WORK TO COMPLETE -
Which lines below hold the word "pump"? Copy all of them.

* START *

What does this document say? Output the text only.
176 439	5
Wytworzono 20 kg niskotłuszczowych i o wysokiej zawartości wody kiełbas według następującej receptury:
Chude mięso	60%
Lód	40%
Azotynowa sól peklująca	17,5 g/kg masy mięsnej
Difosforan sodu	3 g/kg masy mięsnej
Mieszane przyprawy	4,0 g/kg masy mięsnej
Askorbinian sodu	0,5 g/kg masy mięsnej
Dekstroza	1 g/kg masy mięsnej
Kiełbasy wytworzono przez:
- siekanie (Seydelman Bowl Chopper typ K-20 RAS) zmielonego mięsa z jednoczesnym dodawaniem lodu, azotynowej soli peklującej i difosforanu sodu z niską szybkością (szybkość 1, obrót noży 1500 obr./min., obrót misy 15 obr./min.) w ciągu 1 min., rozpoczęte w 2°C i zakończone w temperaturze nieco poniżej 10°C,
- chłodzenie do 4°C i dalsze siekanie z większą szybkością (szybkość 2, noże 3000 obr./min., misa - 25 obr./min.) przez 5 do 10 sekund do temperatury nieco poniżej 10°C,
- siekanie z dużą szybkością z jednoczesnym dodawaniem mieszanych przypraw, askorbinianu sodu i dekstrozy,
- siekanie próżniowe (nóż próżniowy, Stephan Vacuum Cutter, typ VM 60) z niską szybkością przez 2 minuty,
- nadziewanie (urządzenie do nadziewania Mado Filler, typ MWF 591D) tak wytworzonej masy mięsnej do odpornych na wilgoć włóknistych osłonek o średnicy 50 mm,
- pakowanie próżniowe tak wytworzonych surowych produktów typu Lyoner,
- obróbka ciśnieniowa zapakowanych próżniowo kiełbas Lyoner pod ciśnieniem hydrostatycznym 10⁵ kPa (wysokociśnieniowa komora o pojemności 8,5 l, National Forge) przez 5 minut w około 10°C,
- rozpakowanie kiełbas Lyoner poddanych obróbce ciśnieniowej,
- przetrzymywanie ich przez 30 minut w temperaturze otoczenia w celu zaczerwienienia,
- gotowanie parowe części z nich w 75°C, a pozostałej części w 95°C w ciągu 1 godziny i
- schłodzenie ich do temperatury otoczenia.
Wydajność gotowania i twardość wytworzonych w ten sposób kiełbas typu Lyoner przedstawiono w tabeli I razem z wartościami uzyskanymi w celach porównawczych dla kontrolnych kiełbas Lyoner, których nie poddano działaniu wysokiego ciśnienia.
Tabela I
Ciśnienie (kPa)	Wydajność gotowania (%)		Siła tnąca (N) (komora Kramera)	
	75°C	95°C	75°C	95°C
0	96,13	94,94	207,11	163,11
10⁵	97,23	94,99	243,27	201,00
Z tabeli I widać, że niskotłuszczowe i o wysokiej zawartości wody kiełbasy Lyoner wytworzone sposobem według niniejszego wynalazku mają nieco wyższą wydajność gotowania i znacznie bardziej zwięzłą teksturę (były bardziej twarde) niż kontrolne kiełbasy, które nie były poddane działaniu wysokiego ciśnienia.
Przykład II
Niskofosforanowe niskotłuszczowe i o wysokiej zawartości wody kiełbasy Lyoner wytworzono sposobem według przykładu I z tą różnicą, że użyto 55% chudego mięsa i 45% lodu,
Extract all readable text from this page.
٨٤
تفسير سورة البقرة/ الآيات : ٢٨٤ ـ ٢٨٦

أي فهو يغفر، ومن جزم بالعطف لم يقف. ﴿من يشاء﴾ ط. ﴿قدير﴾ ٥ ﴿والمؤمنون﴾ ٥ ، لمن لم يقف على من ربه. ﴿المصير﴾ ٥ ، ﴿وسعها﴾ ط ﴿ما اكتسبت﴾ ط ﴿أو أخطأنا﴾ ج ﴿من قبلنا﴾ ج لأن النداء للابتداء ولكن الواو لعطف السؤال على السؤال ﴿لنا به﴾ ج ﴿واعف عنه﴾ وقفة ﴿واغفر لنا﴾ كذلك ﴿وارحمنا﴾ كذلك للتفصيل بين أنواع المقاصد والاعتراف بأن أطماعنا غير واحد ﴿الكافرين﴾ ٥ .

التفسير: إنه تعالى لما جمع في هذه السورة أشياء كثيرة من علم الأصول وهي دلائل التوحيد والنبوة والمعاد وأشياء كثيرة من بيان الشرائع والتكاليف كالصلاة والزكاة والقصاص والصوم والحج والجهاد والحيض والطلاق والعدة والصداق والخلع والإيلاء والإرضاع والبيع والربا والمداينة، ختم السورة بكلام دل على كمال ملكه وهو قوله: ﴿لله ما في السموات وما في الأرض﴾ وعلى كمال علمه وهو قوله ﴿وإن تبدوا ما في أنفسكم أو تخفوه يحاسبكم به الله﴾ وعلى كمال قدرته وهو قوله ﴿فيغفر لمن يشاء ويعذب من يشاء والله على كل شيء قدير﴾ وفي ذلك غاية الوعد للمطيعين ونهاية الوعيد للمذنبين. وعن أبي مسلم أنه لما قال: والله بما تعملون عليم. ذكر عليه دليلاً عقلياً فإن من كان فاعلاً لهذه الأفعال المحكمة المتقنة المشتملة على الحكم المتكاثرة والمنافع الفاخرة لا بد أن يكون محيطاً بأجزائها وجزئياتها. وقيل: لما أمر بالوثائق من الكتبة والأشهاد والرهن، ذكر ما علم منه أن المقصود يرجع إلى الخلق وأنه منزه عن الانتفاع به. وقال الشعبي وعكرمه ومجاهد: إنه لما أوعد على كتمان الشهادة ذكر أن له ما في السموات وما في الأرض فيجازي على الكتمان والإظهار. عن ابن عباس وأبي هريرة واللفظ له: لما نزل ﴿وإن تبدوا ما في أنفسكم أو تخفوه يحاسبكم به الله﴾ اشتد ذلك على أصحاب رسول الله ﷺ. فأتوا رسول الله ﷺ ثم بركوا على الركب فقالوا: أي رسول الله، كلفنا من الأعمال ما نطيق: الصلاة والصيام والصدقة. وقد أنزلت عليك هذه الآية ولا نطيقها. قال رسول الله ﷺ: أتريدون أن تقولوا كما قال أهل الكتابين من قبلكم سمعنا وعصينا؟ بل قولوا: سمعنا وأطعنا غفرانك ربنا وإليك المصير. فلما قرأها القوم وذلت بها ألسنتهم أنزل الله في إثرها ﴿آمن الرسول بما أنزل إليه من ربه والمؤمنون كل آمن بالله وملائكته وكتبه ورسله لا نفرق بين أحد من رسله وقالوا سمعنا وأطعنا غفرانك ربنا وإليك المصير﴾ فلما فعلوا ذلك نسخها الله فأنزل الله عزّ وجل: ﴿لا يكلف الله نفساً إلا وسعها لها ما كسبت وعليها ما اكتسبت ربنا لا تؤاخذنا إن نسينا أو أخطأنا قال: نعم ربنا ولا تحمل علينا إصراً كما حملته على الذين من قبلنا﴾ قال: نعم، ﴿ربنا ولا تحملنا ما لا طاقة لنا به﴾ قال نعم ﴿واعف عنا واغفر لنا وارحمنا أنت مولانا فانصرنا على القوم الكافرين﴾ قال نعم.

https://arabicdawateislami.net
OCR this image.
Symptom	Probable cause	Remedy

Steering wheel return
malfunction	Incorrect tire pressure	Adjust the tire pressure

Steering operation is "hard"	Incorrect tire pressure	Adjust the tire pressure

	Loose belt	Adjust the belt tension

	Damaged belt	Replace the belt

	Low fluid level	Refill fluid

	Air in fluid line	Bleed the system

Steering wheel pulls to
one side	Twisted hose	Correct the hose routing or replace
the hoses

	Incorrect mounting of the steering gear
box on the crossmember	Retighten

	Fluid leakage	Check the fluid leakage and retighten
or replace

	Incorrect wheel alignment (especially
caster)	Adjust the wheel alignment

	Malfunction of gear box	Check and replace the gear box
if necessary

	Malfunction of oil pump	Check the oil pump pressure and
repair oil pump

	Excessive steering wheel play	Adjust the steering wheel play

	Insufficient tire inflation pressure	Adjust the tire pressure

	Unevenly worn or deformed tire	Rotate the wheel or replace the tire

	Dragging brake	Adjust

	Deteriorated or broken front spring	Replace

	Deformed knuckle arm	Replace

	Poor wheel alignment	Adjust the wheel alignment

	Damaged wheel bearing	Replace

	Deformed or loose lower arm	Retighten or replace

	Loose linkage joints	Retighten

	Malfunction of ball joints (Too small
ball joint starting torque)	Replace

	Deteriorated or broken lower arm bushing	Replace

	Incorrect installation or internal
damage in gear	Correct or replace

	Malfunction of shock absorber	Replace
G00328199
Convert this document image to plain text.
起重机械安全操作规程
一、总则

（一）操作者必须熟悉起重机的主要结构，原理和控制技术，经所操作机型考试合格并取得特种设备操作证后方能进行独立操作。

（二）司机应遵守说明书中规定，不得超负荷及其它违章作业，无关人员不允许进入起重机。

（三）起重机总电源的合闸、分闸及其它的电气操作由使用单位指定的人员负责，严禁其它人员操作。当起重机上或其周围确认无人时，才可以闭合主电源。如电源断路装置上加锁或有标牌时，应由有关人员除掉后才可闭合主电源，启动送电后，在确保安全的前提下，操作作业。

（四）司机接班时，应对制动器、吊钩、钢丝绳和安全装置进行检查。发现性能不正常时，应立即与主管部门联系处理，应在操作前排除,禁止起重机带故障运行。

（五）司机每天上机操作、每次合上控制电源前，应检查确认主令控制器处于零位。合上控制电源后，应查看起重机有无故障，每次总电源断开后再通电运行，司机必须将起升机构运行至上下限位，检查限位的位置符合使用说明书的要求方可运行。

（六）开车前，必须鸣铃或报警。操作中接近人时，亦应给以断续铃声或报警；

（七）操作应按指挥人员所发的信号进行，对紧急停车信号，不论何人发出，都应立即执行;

* END *

OUTPUT BELOW -
	Malfunction of oil pump	Check the oil pump pressure and
repair oil pump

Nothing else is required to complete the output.